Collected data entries
++++++

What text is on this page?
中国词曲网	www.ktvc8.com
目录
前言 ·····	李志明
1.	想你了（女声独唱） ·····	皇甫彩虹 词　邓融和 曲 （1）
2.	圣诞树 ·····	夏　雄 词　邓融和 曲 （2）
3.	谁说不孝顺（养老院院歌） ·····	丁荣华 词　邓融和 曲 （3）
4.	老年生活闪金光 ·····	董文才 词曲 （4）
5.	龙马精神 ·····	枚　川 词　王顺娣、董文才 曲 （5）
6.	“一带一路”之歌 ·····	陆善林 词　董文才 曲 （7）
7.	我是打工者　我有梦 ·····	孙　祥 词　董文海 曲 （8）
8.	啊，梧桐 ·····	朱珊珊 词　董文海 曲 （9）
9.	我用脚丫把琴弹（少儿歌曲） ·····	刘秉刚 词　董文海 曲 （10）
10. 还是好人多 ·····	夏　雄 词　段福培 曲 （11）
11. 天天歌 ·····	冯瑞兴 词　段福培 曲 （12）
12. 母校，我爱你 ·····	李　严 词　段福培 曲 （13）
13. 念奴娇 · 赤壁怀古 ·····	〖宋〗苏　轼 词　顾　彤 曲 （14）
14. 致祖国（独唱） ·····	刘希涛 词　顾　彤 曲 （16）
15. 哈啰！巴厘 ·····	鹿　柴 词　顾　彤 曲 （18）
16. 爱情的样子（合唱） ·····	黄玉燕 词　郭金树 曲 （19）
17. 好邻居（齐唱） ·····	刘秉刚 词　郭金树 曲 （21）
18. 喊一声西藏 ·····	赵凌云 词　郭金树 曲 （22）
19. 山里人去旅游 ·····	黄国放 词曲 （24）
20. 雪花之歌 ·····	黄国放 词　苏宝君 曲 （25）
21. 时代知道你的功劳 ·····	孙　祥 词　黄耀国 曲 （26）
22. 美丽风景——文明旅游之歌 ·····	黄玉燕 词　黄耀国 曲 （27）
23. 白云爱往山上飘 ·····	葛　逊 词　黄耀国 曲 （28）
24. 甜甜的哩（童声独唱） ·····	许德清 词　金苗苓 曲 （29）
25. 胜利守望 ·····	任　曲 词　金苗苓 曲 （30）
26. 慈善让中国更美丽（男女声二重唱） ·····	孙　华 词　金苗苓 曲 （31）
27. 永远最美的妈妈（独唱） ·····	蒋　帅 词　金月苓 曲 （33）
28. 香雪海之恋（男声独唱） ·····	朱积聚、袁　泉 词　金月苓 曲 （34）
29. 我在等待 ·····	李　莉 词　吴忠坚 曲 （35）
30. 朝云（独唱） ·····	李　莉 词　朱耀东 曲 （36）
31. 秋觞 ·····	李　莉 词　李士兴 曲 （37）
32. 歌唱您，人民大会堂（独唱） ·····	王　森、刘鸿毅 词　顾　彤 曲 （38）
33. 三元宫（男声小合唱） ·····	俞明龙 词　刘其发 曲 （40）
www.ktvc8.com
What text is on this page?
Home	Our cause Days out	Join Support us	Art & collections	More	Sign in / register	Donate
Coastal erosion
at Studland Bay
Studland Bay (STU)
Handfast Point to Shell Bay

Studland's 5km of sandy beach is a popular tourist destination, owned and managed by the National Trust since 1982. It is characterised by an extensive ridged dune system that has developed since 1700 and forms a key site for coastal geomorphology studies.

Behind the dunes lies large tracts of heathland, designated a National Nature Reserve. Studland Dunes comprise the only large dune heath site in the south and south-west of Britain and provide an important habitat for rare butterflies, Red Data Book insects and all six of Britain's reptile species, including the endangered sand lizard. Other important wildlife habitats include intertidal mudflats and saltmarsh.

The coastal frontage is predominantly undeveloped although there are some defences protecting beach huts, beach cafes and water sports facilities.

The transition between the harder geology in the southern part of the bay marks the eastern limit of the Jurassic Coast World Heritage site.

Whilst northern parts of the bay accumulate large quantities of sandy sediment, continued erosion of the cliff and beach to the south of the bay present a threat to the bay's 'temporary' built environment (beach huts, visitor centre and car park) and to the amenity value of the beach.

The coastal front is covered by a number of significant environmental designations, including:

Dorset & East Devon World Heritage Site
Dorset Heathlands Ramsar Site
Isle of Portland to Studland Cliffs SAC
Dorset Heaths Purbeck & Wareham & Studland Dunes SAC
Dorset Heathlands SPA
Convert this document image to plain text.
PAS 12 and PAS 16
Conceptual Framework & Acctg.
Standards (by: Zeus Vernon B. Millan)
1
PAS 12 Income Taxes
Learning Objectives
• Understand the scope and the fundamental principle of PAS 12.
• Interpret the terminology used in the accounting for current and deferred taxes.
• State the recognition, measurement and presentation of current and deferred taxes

++++++

Your goal
Look through the entries above and report the number of lines that contain "National". Write only the number.

Task response
2